(Some records)
────────────────────

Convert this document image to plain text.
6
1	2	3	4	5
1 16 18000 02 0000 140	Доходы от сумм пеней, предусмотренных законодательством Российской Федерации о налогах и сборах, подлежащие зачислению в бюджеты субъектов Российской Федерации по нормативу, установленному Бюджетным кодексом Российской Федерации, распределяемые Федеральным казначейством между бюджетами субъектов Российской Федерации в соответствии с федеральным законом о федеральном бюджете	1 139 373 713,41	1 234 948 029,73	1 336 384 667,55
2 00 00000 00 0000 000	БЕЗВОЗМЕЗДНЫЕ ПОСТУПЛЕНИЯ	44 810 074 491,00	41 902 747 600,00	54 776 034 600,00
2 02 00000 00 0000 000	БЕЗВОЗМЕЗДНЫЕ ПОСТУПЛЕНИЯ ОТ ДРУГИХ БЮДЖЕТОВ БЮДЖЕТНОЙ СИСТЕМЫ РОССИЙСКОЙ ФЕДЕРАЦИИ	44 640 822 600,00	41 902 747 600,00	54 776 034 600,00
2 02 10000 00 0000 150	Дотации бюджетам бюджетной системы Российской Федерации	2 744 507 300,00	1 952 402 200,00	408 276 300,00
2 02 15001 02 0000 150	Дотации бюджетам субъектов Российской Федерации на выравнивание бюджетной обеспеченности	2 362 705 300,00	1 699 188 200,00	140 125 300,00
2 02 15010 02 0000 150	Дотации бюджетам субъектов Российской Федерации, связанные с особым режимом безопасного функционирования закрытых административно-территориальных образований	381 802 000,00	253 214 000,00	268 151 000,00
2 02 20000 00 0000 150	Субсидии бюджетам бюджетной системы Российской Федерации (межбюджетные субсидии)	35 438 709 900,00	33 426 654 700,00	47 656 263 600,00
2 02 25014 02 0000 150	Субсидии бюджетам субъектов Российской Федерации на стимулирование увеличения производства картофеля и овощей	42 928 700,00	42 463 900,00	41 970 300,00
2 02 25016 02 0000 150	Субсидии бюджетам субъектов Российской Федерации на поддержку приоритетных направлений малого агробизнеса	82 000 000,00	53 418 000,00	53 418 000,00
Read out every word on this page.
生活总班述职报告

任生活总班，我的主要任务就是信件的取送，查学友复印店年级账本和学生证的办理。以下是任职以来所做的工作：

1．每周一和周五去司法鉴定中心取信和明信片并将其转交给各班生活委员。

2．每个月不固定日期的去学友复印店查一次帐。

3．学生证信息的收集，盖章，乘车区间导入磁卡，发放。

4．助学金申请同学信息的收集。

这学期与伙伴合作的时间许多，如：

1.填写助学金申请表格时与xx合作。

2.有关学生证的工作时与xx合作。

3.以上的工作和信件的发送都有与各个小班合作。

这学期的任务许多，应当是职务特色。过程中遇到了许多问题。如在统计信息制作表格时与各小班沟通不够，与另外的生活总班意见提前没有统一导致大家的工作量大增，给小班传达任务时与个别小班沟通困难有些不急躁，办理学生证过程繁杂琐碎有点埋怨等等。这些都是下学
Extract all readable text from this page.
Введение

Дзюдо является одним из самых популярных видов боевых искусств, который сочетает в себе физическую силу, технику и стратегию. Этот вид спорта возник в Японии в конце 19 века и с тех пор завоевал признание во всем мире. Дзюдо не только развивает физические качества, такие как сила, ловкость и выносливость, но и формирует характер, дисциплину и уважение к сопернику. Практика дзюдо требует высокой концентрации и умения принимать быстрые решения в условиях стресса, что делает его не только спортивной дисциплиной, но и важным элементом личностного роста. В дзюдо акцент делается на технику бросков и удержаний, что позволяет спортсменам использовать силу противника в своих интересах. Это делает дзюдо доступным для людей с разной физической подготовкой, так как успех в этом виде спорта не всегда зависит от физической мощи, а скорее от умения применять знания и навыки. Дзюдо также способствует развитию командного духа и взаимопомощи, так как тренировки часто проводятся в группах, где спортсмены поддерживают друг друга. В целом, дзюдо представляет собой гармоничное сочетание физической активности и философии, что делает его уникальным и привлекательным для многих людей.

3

────────────────────

● **WORK TO DO**
Reproduce each entry word for word.

● **ANSWER FOR THIS EXERCISE**
Convert this document image to plain text.
6
1	2	3	4	5
1 16 18000 02 0000 140	Доходы от сумм пеней, предусмотренных законодательством Российской Федерации о налогах и сборах, подлежащие зачислению в бюджеты субъектов Российской Федерации по нормативу, установленному Бюджетным кодексом Российской Федерации, распределяемые Федеральным казначейством между бюджетами субъектов Российской Федерации в соответствии с федеральным законом о федеральном бюджете	1 139 373 713,41	1 234 948 029,73	1 336 384 667,55
2 00 00000 00 0000 000	БЕЗВОЗМЕЗДНЫЕ ПОСТУПЛЕНИЯ	44 810 074 491,00	41 902 747 600,00	54 776 034 600,00
2 02 00000 00 0000 000	БЕЗВОЗМЕЗДНЫЕ ПОСТУПЛЕНИЯ ОТ ДРУГИХ БЮДЖЕТОВ БЮДЖЕТНОЙ СИСТЕМЫ РОССИЙСКОЙ ФЕДЕРАЦИИ	44 640 822 600,00	41 902 747 600,00	54 776 034 600,00
2 02 10000 00 0000 150	Дотации бюджетам бюджетной системы Российской Федерации	2 744 507 300,00	1 952 402 200,00	408 276 300,00
2 02 15001 02 0000 150	Дотации бюджетам субъектов Российской Федерации на выравнивание бюджетной обеспеченности	2 362 705 300,00	1 699 188 200,00	140 125 300,00
2 02 15010 02 0000 150	Дотации бюджетам субъектов Российской Федерации, связанные с особым режимом безопасного функционирования закрытых административно-территориальных образований	381 802 000,00	253 214 000,00	268 151 000,00
2 02 20000 00 0000 150	Субсидии бюджетам бюджетной системы Российской Федерации (межбюджетные субсидии)	35 438 709 900,00	33 426 654 700,00	47 656 263 600,00
2 02 25014 02 0000 150	Субсидии бюджетам субъектов Российской Федерации на стимулирование увеличения производства картофеля и овощей	42 928 700,00	42 463 900,00	41 970 300,00
2 02 25016 02 0000 150	Субсидии бюджетам субъектов Российской Федерации на поддержку приоритетных направлений малого агробизнеса	82 000 000,00	53 418 000,00	53 418 000,00
Read out every word on this page.
生活总班述职报告

任生活总班，我的主要任务就是信件的取送，查学友复印店年级账本和学生证的办理。以下是任职以来所做的工作：

1．每周一和周五去司法鉴定中心取信和明信片并将其转交给各班生活委员。

2．每个月不固定日期的去学友复印店查一次帐。

3．学生证信息的收集，盖章，乘车区间导入磁卡，发放。

4．助学金申请同学信息的收集。

这学期与伙伴合作的时间许多，如：

1.填写助学金申请表格时与xx合作。

2.有关学生证的工作时与xx合作。

3.以上的工作和信件的发送都有与各个小班合作。

这学期的任务许多，应当是职务特色。过程中遇到了许多问题。如在统计信息制作表格时与各小班沟通不够，与另外的生活总班意见提前没有统一导致大家的工作量大增，给小班传达任务时与个别小班沟通困难有些不急躁，办理学生证过程繁杂琐碎有点埋怨等等。这些都是下学
Extract all readable text from this page.
Введение

Дзюдо является одним из самых популярных видов боевых искусств, который сочетает в себе физическую силу, технику и стратегию. Этот вид спорта возник в Японии в конце 19 века и с тех пор завоевал признание во всем мире. Дзюдо не только развивает физические качества, такие как сила, ловкость и выносливость, но и формирует характер, дисциплину и уважение к сопернику. Практика дзюдо требует высокой концентрации и умения принимать быстрые решения в условиях стресса, что делает его не только спортивной дисциплиной, но и важным элементом личностного роста. В дзюдо акцент делается на технику бросков и удержаний, что позволяет спортсменам использовать силу противника в своих интересах. Это делает дзюдо доступным для людей с разной физической подготовкой, так как успех в этом виде спорта не всегда зависит от физической мощи, а скорее от умения применять знания и навыки. Дзюдо также способствует развитию командного духа и взаимопомощи, так как тренировки часто проводятся в группах, где спортсмены поддерживают друг друга. В целом, дзюдо представляет собой гармоничное сочетание физической активности и философии, что делает его уникальным и привлекательным для многих людей.

3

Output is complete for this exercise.